Copy out all of the material exactly as presented.

-- START OF Given data --

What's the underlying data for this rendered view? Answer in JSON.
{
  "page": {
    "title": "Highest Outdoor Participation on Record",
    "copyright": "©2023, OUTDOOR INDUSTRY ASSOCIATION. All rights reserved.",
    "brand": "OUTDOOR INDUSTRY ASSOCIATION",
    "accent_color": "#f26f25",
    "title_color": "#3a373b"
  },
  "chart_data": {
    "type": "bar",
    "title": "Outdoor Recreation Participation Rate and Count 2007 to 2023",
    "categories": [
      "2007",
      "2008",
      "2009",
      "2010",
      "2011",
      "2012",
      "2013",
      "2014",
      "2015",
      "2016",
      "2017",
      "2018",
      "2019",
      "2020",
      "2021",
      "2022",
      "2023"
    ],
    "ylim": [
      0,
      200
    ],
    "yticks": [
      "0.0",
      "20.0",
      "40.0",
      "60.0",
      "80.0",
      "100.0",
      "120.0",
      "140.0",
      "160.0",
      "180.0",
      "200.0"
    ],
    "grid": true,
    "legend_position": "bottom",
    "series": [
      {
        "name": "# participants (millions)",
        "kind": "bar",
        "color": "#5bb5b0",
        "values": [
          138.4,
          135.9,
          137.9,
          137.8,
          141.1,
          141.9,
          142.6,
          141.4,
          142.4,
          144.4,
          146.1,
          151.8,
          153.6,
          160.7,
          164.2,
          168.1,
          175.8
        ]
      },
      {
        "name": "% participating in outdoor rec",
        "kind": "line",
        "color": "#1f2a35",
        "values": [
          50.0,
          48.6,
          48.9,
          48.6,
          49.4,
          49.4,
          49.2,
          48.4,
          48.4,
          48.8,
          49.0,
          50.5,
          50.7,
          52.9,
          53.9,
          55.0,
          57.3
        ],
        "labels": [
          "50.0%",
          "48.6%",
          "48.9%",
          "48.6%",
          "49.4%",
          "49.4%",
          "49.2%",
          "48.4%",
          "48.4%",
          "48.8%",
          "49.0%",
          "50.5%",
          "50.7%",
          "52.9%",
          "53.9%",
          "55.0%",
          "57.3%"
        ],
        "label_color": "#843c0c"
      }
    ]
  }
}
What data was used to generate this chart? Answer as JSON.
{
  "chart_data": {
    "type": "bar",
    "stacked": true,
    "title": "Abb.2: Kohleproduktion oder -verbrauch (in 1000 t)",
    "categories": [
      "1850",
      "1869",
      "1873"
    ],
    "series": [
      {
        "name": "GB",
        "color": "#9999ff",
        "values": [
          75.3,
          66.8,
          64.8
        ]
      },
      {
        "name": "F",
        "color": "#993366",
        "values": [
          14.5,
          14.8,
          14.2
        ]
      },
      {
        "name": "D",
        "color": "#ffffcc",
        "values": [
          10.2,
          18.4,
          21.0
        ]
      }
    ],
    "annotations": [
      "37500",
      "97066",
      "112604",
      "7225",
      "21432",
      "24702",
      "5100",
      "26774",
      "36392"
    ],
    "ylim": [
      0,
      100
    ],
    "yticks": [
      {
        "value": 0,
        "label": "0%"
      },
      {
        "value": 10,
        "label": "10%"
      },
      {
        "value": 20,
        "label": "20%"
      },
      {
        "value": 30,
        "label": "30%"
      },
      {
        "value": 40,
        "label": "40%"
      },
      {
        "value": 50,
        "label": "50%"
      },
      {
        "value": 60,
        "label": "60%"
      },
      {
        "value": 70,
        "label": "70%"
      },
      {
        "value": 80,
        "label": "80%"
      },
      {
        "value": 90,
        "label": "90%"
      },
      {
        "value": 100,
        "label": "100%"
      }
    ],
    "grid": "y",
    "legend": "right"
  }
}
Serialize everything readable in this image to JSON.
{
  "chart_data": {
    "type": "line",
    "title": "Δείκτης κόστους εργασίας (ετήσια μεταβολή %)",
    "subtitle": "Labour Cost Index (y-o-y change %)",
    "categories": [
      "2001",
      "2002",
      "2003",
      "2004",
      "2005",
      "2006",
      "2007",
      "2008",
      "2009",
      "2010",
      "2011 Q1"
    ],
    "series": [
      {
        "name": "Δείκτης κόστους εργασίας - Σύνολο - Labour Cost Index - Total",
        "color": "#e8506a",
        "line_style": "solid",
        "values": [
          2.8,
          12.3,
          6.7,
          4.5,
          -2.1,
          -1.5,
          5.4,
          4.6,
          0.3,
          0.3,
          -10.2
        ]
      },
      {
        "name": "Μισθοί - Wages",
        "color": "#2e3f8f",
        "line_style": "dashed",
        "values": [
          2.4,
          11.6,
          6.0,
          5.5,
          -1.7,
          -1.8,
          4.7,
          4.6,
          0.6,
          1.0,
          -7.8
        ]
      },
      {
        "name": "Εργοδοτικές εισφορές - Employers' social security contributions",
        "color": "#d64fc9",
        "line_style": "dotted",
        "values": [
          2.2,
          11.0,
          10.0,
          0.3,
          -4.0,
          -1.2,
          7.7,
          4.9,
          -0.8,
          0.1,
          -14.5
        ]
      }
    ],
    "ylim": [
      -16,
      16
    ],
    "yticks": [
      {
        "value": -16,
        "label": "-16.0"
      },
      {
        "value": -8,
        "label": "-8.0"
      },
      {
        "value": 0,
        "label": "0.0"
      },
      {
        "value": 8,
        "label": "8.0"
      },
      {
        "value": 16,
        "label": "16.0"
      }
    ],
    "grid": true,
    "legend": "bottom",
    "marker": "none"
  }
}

-- END OF Given data --

- _Response_:
What's the underlying data for this rendered view? Answer in JSON.
{
  "page": {
    "title": "Highest Outdoor Participation on Record",
    "copyright": "©2023, OUTDOOR INDUSTRY ASSOCIATION. All rights reserved.",
    "brand": "OUTDOOR INDUSTRY ASSOCIATION",
    "accent_color": "#f26f25",
    "title_color": "#3a373b"
  },
  "chart_data": {
    "type": "bar",
    "title": "Outdoor Recreation Participation Rate and Count 2007 to 2023",
    "categories": [
      "2007",
      "2008",
      "2009",
      "2010",
      "2011",
      "2012",
      "2013",
      "2014",
      "2015",
      "2016",
      "2017",
      "2018",
      "2019",
      "2020",
      "2021",
      "2022",
      "2023"
    ],
    "ylim": [
      0,
      200
    ],
    "yticks": [
      "0.0",
      "20.0",
      "40.0",
      "60.0",
      "80.0",
      "100.0",
      "120.0",
      "140.0",
      "160.0",
      "180.0",
      "200.0"
    ],
    "grid": true,
    "legend_position": "bottom",
    "series": [
      {
        "name": "# participants (millions)",
        "kind": "bar",
        "color": "#5bb5b0",
        "values": [
          138.4,
          135.9,
          137.9,
          137.8,
          141.1,
          141.9,
          142.6,
          141.4,
          142.4,
          144.4,
          146.1,
          151.8,
          153.6,
          160.7,
          164.2,
          168.1,
          175.8
        ]
      },
      {
        "name": "% participating in outdoor rec",
        "kind": "line",
        "color": "#1f2a35",
        "values": [
          50.0,
          48.6,
          48.9,
          48.6,
          49.4,
          49.4,
          49.2,
          48.4,
          48.4,
          48.8,
          49.0,
          50.5,
          50.7,
          52.9,
          53.9,
          55.0,
          57.3
        ],
        "labels": [
          "50.0%",
          "48.6%",
          "48.9%",
          "48.6%",
          "49.4%",
          "49.4%",
          "49.2%",
          "48.4%",
          "48.4%",
          "48.8%",
          "49.0%",
          "50.5%",
          "50.7%",
          "52.9%",
          "53.9%",
          "55.0%",
          "57.3%"
        ],
        "label_color": "#843c0c"
      }
    ]
  }
}
What data was used to generate this chart? Answer as JSON.
{
  "chart_data": {
    "type": "bar",
    "stacked": true,
    "title": "Abb.2: Kohleproduktion oder -verbrauch (in 1000 t)",
    "categories": [
      "1850",
      "1869",
      "1873"
    ],
    "series": [
      {
        "name": "GB",
        "color": "#9999ff",
        "values": [
          75.3,
          66.8,
          64.8
        ]
      },
      {
        "name": "F",
        "color": "#993366",
        "values": [
          14.5,
          14.8,
          14.2
        ]
      },
      {
        "name": "D",
        "color": "#ffffcc",
        "values": [
          10.2,
          18.4,
          21.0
        ]
      }
    ],
    "annotations": [
      "37500",
      "97066",
      "112604",
      "7225",
      "21432",
      "24702",
      "5100",
      "26774",
      "36392"
    ],
    "ylim": [
      0,
      100
    ],
    "yticks": [
      {
        "value": 0,
        "label": "0%"
      },
      {
        "value": 10,
        "label": "10%"
      },
      {
        "value": 20,
        "label": "20%"
      },
      {
        "value": 30,
        "label": "30%"
      },
      {
        "value": 40,
        "label": "40%"
      },
      {
        "value": 50,
        "label": "50%"
      },
      {
        "value": 60,
        "label": "60%"
      },
      {
        "value": 70,
        "label": "70%"
      },
      {
        "value": 80,
        "label": "80%"
      },
      {
        "value": 90,
        "label": "90%"
      },
      {
        "value": 100,
        "label": "100%"
      }
    ],
    "grid": "y",
    "legend": "right"
  }
}
Serialize everything readable in this image to JSON.
{
  "chart_data": {
    "type": "line",
    "title": "Δείκτης κόστους εργασίας (ετήσια μεταβολή %)",
    "subtitle": "Labour Cost Index (y-o-y change %)",
    "categories": [
      "2001",
      "2002",
      "2003",
      "2004",
      "2005",
      "2006",
      "2007",
      "2008",
      "2009",
      "2010",
      "2011 Q1"
    ],
    "series": [
      {
        "name": "Δείκτης κόστους εργασίας - Σύνολο - Labour Cost Index - Total",
        "color": "#e8506a",
        "line_style": "solid",
        "values": [
          2.8,
          12.3,
          6.7,
          4.5,
          -2.1,
          -1.5,
          5.4,
          4.6,
          0.3,
          0.3,
          -10.2
        ]
      },
      {
        "name": "Μισθοί - Wages",
        "color": "#2e3f8f",
        "line_style": "dashed",
        "values": [
          2.4,
          11.6,
          6.0,
          5.5,
          -1.7,
          -1.8,
          4.7,
          4.6,
          0.6,
          1.0,
          -7.8
        ]
      },
      {
        "name": "Εργοδοτικές εισφορές - Employers' social security contributions",
        "color": "#d64fc9",
        "line_style": "dotted",
        "values": [
          2.2,
          11.0,
          10.0,
          0.3,
          -4.0,
          -1.2,
          7.7,
          4.9,
          -0.8,
          0.1,
          -14.5
        ]
      }
    ],
    "ylim": [
      -16,
      16
    ],
    "yticks": [
      {
        "value": -16,
        "label": "-16.0"
      },
      {
        "value": -8,
        "label": "-8.0"
      },
      {
        "value": 0,
        "label": "0.0"
      },
      {
        "value": 8,
        "label": "8.0"
      },
      {
        "value": 16,
        "label": "16.0"
      }
    ],
    "grid": true,
    "legend": "bottom",
    "marker": "none"
  }
}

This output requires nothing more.